Text:
· · · · · · ·

Rheinberg Illumination:
Add Color to Your Viewing

by Chuck Huck, USA


Back in the mid-1800s, microscopy was still pretty much in its infancy, although instruments and techniques were improving. At the time, both darkfield and oblique illumination had their beginnings when someone learned that by tilting the mirror slightly off axis, objects appeared that were not visible under in-line brightfield illumination. It must also be remembered that in those early days, staining techniques were unknown and microscopes did not have a substage condenser, so the concave mirror was used to concentrate light on the subject. It seems surprising now that so many discoveries were made with such "crude" compound microscopes.

Darkfield illumination involves the use of a special darkfield condenser or the use of a patch stop of black paper centered on a round, clear acetate disk placed in the filter holder of an Abbe condenser. The latter, of course, is the cheapest way to achieve darkfield conditions, especially with 4X and 10X objectives. High-power objectives, such as 40X, 60X and 100X oil immersion, really require the use of special darkfield condensers to be fully effective.

· · · · · · ·

Goal A: In one to three sentences, explain why the Rheinberg illumination text says early microscopes used the concave mirror to concentrate light on the subject.
Goal B: Reproduce word for word the part of the Rheinberg illumination text that begins at "Darkfield illumination involves" and ends after "be fully effective.".
Rely only on the Rheinberg illumination text.

Data section:
· · · · · · ·

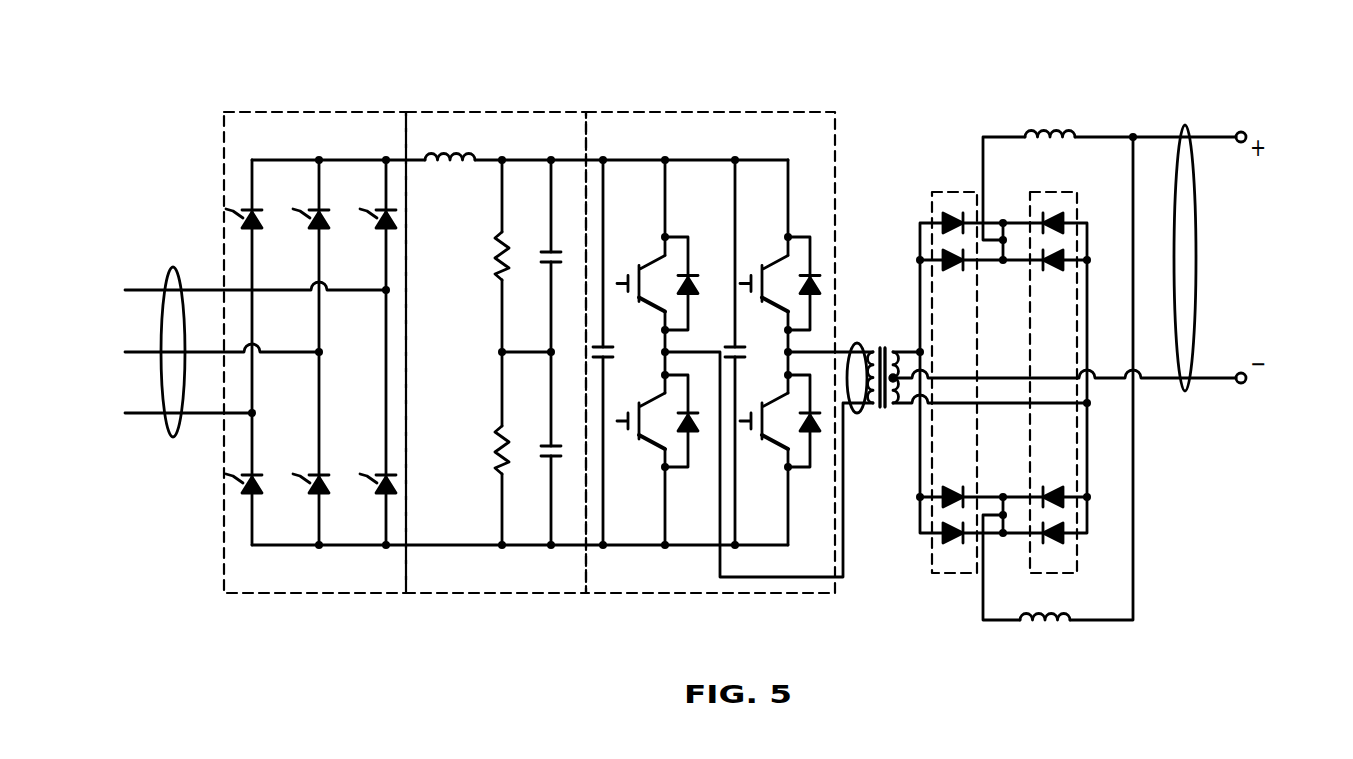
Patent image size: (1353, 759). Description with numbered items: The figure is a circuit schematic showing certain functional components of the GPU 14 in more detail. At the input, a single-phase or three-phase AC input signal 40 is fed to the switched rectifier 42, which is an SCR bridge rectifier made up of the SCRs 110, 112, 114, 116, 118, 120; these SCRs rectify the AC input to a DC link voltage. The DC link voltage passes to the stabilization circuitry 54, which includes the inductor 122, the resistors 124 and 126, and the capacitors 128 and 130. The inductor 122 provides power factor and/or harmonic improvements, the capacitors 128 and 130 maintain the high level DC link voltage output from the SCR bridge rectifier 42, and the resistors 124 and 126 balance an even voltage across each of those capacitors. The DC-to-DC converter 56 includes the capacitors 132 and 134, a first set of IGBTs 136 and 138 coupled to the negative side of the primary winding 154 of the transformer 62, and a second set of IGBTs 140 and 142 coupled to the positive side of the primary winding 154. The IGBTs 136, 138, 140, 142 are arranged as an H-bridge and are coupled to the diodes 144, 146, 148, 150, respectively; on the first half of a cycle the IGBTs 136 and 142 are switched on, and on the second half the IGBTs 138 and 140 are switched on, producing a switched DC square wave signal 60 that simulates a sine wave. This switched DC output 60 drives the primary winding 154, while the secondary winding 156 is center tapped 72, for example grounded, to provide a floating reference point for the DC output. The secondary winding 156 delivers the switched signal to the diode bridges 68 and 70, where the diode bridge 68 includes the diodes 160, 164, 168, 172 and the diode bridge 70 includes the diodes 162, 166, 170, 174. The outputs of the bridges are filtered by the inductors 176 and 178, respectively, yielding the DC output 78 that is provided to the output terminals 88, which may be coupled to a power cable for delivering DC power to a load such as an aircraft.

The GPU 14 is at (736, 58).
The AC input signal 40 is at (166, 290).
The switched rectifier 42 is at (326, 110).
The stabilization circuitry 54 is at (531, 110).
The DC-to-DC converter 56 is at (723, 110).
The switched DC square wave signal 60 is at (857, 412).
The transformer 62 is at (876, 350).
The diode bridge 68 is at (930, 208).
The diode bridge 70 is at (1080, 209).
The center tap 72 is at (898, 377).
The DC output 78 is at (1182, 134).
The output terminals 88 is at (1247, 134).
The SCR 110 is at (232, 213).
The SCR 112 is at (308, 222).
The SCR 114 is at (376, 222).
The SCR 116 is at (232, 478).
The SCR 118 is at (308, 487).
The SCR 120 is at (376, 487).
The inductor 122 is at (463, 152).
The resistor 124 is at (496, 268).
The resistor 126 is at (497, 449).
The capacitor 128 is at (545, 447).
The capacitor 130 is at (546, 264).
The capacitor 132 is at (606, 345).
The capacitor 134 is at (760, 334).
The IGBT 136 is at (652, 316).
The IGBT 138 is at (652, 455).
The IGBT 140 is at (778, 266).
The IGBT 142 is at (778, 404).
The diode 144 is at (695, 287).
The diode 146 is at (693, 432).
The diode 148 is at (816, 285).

· · · · · · ·

Finished answer A: In those early days, microscopes did not have a substage condenser. So the concave mirror was used to concentrate light on the subject.

Finished answer B:
Darkfield illumination involves the use of a special darkfield condenser or the use of a patch stop of black paper centered on a round, clear acetate disk placed in the filter holder of an Abbe condenser. The latter, of course, is the cheapest way to achieve darkfield conditions, especially with 4X and 10X objectives. High-power objectives, such as 40X, 60X and 100X oil immersion, really require the use of special darkfield condensers to be fully effective.